● **AIM**
Give the listing again character for character, but drop the images.
--- Start LISTED ENTRIES ---
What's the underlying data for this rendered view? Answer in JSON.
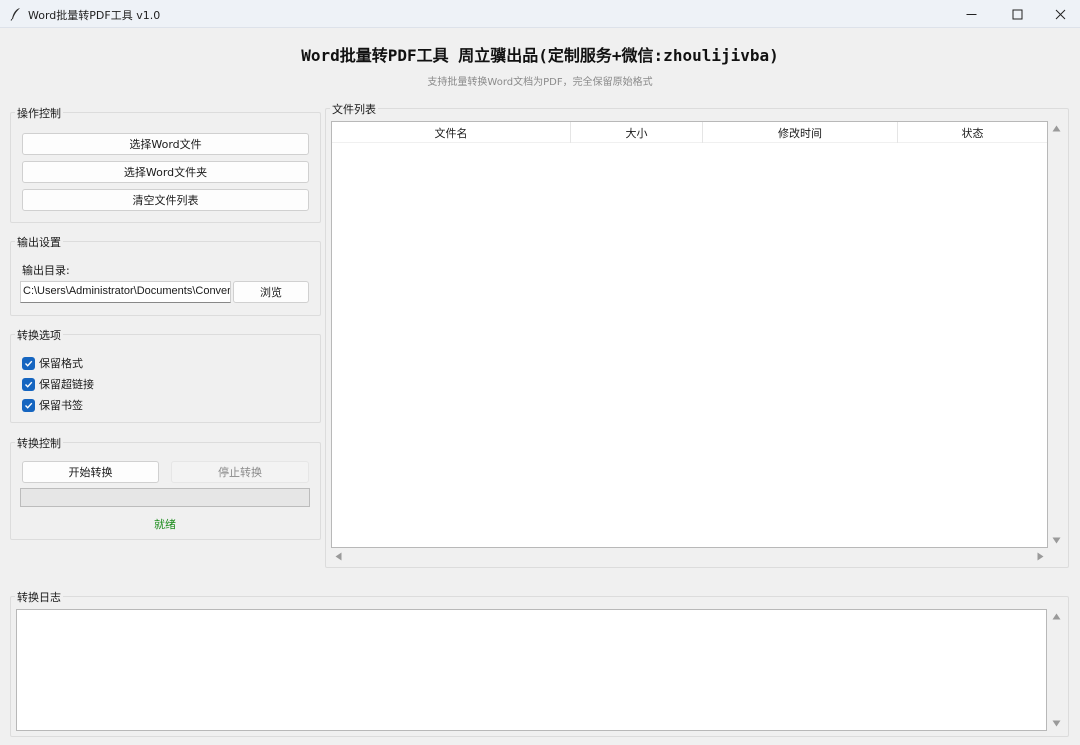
{
  "window": {
    "title": "Word批量转PDF工具 v1.0",
    "controls": [
      "minimize",
      "maximize",
      "close"
    ]
  },
  "header": {
    "title": "Word批量转PDF工具 周立骥出品(定制服务+微信:zhoulijivba)",
    "subtitle": "支持批量转换Word文档为PDF，完全保留原始格式"
  },
  "operation": {
    "group_label": "操作控制",
    "select_files": "选择Word文件",
    "select_folder": "选择Word文件夹",
    "clear_list": "清空文件列表"
  },
  "output": {
    "group_label": "输出设置",
    "dir_label": "输出目录:",
    "dir_value": "C:\\Users\\Administrator\\Documents\\Converted",
    "browse": "浏览"
  },
  "options": {
    "group_label": "转换选项",
    "items": [
      {
        "label": "保留格式",
        "checked": true
      },
      {
        "label": "保留超链接",
        "checked": true
      },
      {
        "label": "保留书签",
        "checked": true
      }
    ]
  },
  "control": {
    "group_label": "转换控制",
    "start": "开始转换",
    "stop": "停止转换",
    "progress": 0,
    "status": "就绪",
    "status_color": "#1c8c1c"
  },
  "file_list": {
    "group_label": "文件列表",
    "columns": [
      "文件名",
      "大小",
      "修改时间",
      "状态"
    ],
    "rows": []
  },
  "log": {
    "group_label": "转换日志",
    "content": ""
  },
  "colors": {
    "checkbox": "#1565c0",
    "background": "#f0f0f0"
  }
}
--- End LISTED ENTRIES ---
● **SOLUTION FOR THIS PROBLEM**
What's the underlying data for this rendered view? Answer in JSON.
{
  "window": {
    "title": "Word批量转PDF工具 v1.0",
    "controls": [
      "minimize",
      "maximize",
      "close"
    ]
  },
  "header": {
    "title": "Word批量转PDF工具 周立骥出品(定制服务+微信:zhoulijivba)",
    "subtitle": "支持批量转换Word文档为PDF，完全保留原始格式"
  },
  "operation": {
    "group_label": "操作控制",
    "select_files": "选择Word文件",
    "select_folder": "选择Word文件夹",
    "clear_list": "清空文件列表"
  },
  "output": {
    "group_label": "输出设置",
    "dir_label": "输出目录:",
    "dir_value": "C:\\Users\\Administrator\\Documents\\Converted",
    "browse": "浏览"
  },
  "options": {
    "group_label": "转换选项",
    "items": [
      {
        "label": "保留格式",
        "checked": true
      },
      {
        "label": "保留超链接",
        "checked": true
      },
      {
        "label": "保留书签",
        "checked": true
      }
    ]
  },
  "control": {
    "group_label": "转换控制",
    "start": "开始转换",
    "stop": "停止转换",
    "progress": 0,
    "status": "就绪",
    "status_color": "#1c8c1c"
  },
  "file_list": {
    "group_label": "文件列表",
    "columns": [
      "文件名",
      "大小",
      "修改时间",
      "状态"
    ],
    "rows": []
  },
  "log": {
    "group_label": "转换日志",
    "content": ""
  },
  "colors": {
    "checkbox": "#1565c0",
    "background": "#f0f0f0"
  }
}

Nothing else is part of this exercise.